● Task inputs
---*---
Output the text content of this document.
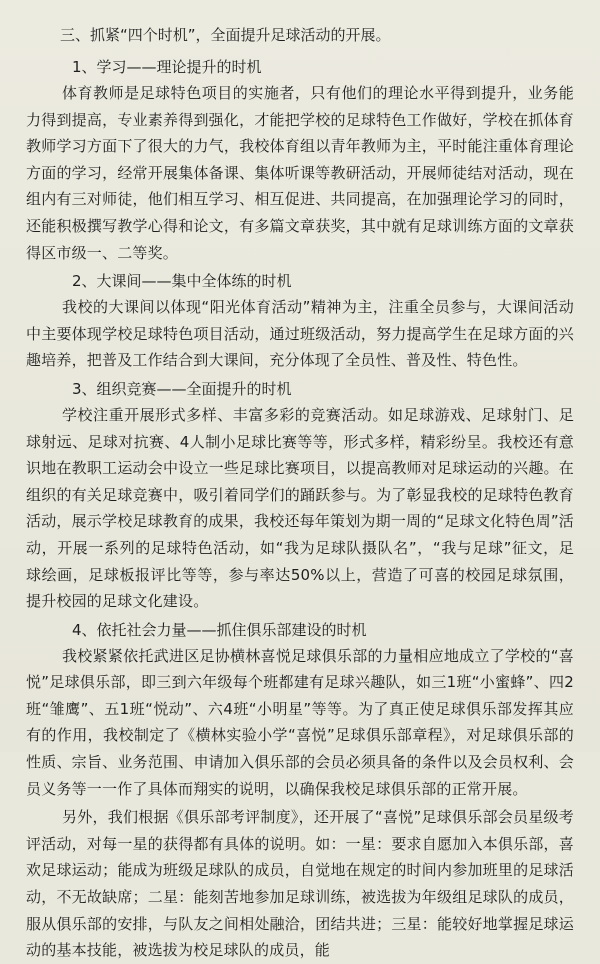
三、抓紧“四个时机”，全面提升足球活动的开展。
1、学习——理论提升的时机

体育教师是足球特色项目的实施者，只有他们的理论水平得到提升，业务能力得到提高，专业素养得到强化，才能把学校的足球特色工作做好，学校在抓体育教师学习方面下了很大的力气，我校体育组以青年教师为主，平时能注重体育理论方面的学习，经常开展集体备课、集体听课等教研活动，开展师徒结对活动，现在组内有三对师徒，他们相互学习、相互促进、共同提高，在加强理论学习的同时，还能积极撰写教学心得和论文，有多篇文章获奖，其中就有足球训练方面的文章获得区市级一、二等奖。

2、大课间——集中全体练的时机

我校的大课间以体现“阳光体育活动”精神为主，注重全员参与，大课间活动中主要体现学校足球特色项目活动，通过班级活动，努力提高学生在足球方面的兴趣培养，把普及工作结合到大课间，充分体现了全员性、普及性、特色性。

3、组织竞赛——全面提升的时机

学校注重开展形式多样、丰富多彩的竞赛活动。如足球游戏、足球射门、足球射远、足球对抗赛、4人制小足球比赛等等，形式多样，精彩纷呈。我校还有意识地在教职工运动会中设立一些足球比赛项目，以提高教师对足球运动的兴趣。在组织的有关足球竞赛中，吸引着同学们的踊跃参与。为了彰显我校的足球特色教育活动，展示学校足球教育的成果，我校还每年策划为期一周的“足球文化特色周”活动，开展一系列的足球特色活动，如“我为足球队摄队名”，“我与足球”征文，足球绘画，足球板报评比等等，参与率达50%以上，营造了可喜的校园足球氛围，提升校园的足球文化建设。

4、依托社会力量——抓住俱乐部建设的时机

我校紧紧依托武进区足协横林喜悦足球俱乐部的力量相应地成立了学校的“喜悦”足球俱乐部，即三到六年级每个班都建有足球兴趣队，如三1班“小蜜蜂”、四2班“雏鹰”、五1班“悦动”、六4班“小明星”等等。为了真正使足球俱乐部发挥其应有的作用，我校制定了《横林实验小学“喜悦”足球俱乐部章程》，对足球俱乐部的性质、宗旨、业务范围、申请加入俱乐部的会员必须具备的条件以及会员权利、会员义务等一一作了具体而翔实的说明，以确保我校足球俱乐部的正常开展。

另外，我们根据《俱乐部考评制度》，还开展了“喜悦”足球俱乐部会员星级考评活动，对每一星的获得都有具体的说明。如：一星：要求自愿加入本俱乐部，喜欢足球运动；能成为班级足球队的成员，自觉地在规定的时间内参加班里的足球活动，不无故缺席；二星：能刻苦地参加足球训练，被选拔为年级组足球队的成员，服从俱乐部的安排，与队友之间相处融洽，团结共进；三星：能较好地掌握足球运动的基本技能，被选拔为校足球队的成员，能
---*---
Restate each of the entries above word for word and skip every image.

Output the text content of this document.
三、抓紧“四个时机”，全面提升足球活动的开展。
1、学习——理论提升的时机

体育教师是足球特色项目的实施者，只有他们的理论水平得到提升，业务能力得到提高，专业素养得到强化，才能把学校的足球特色工作做好，学校在抓体育教师学习方面下了很大的力气，我校体育组以青年教师为主，平时能注重体育理论方面的学习，经常开展集体备课、集体听课等教研活动，开展师徒结对活动，现在组内有三对师徒，他们相互学习、相互促进、共同提高，在加强理论学习的同时，还能积极撰写教学心得和论文，有多篇文章获奖，其中就有足球训练方面的文章获得区市级一、二等奖。

2、大课间——集中全体练的时机

我校的大课间以体现“阳光体育活动”精神为主，注重全员参与，大课间活动中主要体现学校足球特色项目活动，通过班级活动，努力提高学生在足球方面的兴趣培养，把普及工作结合到大课间，充分体现了全员性、普及性、特色性。

3、组织竞赛——全面提升的时机

学校注重开展形式多样、丰富多彩的竞赛活动。如足球游戏、足球射门、足球射远、足球对抗赛、4人制小足球比赛等等，形式多样，精彩纷呈。我校还有意识地在教职工运动会中设立一些足球比赛项目，以提高教师对足球运动的兴趣。在组织的有关足球竞赛中，吸引着同学们的踊跃参与。为了彰显我校的足球特色教育活动，展示学校足球教育的成果，我校还每年策划为期一周的“足球文化特色周”活动，开展一系列的足球特色活动，如“我为足球队摄队名”，“我与足球”征文，足球绘画，足球板报评比等等，参与率达50%以上，营造了可喜的校园足球氛围，提升校园的足球文化建设。

4、依托社会力量——抓住俱乐部建设的时机

我校紧紧依托武进区足协横林喜悦足球俱乐部的力量相应地成立了学校的“喜悦”足球俱乐部，即三到六年级每个班都建有足球兴趣队，如三1班“小蜜蜂”、四2班“雏鹰”、五1班“悦动”、六4班“小明星”等等。为了真正使足球俱乐部发挥其应有的作用，我校制定了《横林实验小学“喜悦”足球俱乐部章程》，对足球俱乐部的性质、宗旨、业务范围、申请加入俱乐部的会员必须具备的条件以及会员权利、会员义务等一一作了具体而翔实的说明，以确保我校足球俱乐部的正常开展。

另外，我们根据《俱乐部考评制度》，还开展了“喜悦”足球俱乐部会员星级考评活动，对每一星的获得都有具体的说明。如：一星：要求自愿加入本俱乐部，喜欢足球运动；能成为班级足球队的成员，自觉地在规定的时间内参加班里的足球活动，不无故缺席；二星：能刻苦地参加足球训练，被选拔为年级组足球队的成员，服从俱乐部的安排，与队友之间相处融洽，团结共进；三星：能较好地掌握足球运动的基本技能，被选拔为校足球队的成员，能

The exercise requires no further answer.